Goal of the exercise.
Look below. Copy each line that has "puede" in it.

═══ Task inputs

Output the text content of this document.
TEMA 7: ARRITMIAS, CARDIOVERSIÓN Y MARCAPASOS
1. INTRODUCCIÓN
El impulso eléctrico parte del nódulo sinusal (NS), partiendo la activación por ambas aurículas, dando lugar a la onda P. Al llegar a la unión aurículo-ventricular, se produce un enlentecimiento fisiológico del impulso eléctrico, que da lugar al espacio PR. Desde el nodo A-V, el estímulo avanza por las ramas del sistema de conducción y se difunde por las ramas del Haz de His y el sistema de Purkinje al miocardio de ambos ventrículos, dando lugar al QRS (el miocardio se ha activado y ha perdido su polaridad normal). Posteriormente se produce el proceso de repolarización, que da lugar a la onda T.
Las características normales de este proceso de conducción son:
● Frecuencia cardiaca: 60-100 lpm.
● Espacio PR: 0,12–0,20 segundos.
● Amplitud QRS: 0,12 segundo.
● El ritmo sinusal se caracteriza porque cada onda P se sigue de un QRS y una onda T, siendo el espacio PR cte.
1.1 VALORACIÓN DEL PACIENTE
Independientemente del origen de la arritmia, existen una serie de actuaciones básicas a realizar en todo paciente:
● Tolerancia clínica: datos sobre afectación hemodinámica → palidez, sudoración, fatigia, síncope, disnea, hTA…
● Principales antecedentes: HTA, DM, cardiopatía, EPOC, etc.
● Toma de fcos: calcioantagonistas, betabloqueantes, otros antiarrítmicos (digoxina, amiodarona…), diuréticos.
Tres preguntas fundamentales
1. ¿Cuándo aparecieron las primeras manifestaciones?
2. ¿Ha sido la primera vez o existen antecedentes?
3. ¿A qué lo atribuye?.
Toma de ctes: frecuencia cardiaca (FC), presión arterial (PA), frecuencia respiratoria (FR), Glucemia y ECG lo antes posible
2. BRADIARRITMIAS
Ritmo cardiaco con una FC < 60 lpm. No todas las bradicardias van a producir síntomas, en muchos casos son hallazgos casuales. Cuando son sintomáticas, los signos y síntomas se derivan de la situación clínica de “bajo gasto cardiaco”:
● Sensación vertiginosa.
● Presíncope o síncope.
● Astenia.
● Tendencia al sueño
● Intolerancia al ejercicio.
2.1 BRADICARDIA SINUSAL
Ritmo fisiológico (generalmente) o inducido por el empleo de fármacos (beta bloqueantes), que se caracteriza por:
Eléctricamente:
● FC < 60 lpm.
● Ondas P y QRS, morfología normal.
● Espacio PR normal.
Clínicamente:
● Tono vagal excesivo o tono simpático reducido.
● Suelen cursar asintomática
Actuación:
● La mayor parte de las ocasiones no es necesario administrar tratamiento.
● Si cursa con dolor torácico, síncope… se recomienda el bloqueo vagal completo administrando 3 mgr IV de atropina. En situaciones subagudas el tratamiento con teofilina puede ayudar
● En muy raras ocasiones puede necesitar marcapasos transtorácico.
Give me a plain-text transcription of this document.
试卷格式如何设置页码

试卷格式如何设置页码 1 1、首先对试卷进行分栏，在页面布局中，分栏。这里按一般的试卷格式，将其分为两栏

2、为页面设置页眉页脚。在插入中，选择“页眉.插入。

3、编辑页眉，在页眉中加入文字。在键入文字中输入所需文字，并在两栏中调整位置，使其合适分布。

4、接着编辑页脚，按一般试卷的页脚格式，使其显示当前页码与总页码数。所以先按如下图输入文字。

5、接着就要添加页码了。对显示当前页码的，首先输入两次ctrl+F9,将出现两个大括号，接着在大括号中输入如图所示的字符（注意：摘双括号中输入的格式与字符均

══════

Task response.
● Si cursa con dolor torácico, síncope… se recomienda el bloqueo vagal completo administrando 3 mgr IV de atropina. En situaciones subagudas el tratamiento con teofilina puede ayudar
● En muy raras ocasiones puede necesitar marcapasos transtorácico.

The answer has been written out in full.